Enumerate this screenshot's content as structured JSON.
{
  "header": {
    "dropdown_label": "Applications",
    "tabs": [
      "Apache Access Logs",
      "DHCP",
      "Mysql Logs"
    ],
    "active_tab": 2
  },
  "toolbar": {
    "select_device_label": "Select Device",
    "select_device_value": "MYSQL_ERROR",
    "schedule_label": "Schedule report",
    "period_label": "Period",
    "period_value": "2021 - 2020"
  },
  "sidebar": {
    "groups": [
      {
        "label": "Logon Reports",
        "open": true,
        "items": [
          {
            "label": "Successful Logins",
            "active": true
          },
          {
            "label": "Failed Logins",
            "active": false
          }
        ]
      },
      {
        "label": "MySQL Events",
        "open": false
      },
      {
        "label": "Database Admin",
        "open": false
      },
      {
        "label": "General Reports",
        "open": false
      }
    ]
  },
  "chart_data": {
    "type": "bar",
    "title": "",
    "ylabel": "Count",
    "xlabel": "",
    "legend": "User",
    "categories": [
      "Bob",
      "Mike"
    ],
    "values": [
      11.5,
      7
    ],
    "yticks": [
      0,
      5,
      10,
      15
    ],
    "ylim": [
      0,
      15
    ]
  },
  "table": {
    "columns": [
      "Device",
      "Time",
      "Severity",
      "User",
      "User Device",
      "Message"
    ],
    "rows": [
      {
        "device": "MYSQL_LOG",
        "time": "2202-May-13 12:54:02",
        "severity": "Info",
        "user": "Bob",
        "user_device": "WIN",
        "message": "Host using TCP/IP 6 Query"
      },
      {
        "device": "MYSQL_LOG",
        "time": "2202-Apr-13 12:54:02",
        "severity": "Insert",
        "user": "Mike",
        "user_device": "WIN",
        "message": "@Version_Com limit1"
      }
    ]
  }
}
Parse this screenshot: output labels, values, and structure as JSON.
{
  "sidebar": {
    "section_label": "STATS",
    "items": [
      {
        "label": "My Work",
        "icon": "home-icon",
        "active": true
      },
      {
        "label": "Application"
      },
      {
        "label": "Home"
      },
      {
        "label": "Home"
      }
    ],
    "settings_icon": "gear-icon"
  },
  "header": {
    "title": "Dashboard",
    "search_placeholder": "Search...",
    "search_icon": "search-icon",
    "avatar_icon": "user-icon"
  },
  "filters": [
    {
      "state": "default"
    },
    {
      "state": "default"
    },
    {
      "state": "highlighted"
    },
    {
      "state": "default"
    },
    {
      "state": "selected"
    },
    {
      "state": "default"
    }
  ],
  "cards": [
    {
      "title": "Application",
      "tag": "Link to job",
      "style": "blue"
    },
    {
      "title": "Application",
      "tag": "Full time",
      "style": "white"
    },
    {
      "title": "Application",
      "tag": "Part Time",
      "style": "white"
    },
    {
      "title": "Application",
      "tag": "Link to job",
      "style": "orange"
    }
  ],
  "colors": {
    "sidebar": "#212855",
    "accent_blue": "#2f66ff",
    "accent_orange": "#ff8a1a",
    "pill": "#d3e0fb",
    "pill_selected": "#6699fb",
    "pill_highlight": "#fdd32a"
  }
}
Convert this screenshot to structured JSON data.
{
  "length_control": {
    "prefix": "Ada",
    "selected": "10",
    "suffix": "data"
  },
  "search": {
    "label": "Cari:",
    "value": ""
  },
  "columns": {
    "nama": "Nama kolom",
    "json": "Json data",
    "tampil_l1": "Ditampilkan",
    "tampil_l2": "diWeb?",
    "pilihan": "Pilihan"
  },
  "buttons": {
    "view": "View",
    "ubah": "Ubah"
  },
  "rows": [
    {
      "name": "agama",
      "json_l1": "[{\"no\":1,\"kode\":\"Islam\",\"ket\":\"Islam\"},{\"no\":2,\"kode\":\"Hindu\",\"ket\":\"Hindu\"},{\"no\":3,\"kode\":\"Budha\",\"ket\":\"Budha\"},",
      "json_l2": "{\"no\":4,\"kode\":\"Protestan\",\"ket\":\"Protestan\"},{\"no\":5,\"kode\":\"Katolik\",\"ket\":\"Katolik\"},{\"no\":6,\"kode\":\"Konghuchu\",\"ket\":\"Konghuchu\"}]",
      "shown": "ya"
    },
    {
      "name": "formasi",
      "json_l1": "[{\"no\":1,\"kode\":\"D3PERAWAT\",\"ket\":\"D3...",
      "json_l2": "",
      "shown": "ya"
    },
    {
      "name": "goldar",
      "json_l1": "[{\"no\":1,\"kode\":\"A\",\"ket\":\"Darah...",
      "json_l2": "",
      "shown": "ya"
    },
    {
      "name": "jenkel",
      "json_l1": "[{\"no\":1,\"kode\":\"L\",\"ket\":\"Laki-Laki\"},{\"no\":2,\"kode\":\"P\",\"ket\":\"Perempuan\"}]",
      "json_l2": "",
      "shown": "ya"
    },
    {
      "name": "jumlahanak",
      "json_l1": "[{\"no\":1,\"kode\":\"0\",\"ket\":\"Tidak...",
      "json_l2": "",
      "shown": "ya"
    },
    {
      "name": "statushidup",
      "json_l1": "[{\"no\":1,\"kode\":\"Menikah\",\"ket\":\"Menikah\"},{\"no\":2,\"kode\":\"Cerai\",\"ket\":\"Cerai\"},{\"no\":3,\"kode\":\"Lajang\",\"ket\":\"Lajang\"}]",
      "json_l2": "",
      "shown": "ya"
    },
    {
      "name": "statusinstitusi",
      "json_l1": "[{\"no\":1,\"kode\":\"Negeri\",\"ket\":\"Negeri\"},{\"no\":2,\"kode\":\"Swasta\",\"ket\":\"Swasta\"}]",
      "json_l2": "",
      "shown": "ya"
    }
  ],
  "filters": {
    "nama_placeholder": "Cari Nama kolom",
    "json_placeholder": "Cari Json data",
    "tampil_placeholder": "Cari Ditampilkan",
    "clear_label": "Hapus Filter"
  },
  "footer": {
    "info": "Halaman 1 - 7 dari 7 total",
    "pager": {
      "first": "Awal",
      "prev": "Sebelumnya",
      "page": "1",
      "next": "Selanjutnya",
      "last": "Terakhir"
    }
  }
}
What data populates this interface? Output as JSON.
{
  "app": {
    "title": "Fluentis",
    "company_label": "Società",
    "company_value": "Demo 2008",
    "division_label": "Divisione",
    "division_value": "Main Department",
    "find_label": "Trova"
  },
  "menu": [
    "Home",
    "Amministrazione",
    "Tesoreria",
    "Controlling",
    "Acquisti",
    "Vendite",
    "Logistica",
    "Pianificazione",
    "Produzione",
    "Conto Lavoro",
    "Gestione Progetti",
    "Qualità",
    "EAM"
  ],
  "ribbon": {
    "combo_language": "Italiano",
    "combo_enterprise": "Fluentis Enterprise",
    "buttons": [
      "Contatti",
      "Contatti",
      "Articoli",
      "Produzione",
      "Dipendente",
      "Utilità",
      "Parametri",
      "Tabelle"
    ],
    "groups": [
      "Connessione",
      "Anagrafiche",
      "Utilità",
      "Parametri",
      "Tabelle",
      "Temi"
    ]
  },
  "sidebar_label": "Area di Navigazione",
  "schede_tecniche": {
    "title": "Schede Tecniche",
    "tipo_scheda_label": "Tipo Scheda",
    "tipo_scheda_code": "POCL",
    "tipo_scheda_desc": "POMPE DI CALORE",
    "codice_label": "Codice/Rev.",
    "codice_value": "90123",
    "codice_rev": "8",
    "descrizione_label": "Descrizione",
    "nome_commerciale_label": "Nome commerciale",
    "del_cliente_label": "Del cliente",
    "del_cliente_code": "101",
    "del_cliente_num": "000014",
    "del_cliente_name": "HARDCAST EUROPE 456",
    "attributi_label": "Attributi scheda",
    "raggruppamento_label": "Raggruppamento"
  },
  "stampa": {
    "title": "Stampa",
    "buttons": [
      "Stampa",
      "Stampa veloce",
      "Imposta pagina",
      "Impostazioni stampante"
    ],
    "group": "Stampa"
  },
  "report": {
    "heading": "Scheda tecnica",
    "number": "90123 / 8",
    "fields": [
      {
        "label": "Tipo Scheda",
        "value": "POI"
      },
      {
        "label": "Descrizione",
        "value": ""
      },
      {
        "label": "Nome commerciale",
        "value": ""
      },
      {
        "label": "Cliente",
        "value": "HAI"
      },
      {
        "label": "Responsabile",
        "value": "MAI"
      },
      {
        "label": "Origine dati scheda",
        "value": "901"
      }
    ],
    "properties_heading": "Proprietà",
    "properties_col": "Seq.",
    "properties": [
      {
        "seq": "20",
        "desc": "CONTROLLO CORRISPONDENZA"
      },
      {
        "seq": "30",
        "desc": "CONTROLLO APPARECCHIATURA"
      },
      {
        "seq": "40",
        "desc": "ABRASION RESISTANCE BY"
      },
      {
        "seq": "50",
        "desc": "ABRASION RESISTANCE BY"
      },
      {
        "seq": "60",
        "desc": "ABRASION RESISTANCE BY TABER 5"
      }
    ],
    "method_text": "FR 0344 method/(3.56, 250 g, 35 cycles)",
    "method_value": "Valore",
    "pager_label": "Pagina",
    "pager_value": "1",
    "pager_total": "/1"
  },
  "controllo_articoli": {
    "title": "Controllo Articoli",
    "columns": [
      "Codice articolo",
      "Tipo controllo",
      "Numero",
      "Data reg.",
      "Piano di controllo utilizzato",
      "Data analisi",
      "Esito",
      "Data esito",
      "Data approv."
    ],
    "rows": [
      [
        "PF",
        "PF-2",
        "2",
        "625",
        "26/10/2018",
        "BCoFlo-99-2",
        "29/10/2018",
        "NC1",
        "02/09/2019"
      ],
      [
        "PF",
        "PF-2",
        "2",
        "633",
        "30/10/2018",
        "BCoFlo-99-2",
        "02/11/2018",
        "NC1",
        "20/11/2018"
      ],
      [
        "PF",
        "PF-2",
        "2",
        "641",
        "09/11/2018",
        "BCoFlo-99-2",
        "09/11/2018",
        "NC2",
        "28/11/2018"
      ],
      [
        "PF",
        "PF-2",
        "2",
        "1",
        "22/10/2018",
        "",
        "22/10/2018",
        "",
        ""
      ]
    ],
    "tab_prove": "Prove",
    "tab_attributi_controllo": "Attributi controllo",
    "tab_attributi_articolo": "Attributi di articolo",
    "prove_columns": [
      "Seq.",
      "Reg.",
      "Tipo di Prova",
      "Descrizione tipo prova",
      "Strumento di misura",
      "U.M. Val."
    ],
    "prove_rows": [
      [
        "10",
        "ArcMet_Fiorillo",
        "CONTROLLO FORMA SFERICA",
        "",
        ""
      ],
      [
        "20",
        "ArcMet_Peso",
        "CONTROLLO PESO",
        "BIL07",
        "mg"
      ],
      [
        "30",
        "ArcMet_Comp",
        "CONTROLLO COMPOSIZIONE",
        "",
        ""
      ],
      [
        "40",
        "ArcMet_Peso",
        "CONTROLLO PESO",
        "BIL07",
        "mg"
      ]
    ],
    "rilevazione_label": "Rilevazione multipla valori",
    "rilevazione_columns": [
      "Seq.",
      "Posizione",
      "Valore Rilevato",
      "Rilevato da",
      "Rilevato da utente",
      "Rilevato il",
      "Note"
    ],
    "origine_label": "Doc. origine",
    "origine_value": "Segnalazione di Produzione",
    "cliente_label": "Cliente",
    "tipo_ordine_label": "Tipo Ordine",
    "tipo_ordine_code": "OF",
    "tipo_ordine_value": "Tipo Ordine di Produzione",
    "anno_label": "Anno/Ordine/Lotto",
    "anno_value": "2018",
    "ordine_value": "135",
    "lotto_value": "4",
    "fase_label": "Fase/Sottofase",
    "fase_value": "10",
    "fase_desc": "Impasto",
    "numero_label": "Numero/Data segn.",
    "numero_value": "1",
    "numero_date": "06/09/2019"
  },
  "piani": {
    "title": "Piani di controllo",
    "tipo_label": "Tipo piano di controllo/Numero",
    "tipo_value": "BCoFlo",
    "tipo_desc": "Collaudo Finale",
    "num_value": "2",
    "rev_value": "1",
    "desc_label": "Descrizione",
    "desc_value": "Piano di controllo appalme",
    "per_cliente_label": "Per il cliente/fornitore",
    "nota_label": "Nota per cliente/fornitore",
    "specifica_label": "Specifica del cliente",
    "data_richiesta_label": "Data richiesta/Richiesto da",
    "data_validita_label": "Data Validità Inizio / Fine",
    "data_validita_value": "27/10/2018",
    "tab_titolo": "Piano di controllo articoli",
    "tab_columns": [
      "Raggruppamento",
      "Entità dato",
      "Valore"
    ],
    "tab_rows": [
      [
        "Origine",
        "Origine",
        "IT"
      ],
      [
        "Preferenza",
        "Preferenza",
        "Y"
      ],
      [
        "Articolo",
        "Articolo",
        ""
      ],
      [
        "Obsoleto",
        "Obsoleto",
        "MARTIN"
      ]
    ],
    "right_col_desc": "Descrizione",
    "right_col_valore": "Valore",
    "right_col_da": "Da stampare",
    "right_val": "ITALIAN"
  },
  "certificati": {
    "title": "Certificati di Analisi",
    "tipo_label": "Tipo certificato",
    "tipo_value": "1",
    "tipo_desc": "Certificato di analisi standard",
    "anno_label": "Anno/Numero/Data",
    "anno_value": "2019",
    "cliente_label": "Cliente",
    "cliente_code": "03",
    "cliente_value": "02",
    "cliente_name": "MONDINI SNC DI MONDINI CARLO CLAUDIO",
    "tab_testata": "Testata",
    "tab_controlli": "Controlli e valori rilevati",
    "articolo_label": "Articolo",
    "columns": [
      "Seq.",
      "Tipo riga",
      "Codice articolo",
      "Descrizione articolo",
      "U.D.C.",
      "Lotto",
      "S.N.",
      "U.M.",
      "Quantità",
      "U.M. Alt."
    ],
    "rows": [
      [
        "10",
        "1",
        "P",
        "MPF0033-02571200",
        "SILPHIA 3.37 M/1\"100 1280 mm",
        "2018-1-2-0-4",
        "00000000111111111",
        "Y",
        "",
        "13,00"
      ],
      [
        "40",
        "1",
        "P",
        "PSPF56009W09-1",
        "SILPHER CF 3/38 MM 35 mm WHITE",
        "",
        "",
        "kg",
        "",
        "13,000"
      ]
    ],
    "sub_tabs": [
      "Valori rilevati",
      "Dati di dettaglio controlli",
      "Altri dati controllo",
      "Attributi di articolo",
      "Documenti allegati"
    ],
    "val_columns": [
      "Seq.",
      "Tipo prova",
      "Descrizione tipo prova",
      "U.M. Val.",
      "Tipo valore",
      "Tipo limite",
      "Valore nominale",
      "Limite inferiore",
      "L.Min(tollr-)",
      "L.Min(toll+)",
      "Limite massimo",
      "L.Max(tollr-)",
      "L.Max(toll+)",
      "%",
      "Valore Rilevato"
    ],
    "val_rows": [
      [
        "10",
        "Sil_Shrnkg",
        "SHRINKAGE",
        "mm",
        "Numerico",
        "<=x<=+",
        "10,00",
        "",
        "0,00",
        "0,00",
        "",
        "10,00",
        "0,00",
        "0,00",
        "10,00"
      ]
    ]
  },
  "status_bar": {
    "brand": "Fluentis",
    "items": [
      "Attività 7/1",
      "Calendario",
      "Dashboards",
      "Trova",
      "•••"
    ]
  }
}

....

### TASK
Write out every line of the preceding listing that contains "Fluentis".

### RESPONSE TO THIS TASK
    "title": "Fluentis",
    "combo_enterprise": "Fluentis Enterprise",
    "brand": "Fluentis",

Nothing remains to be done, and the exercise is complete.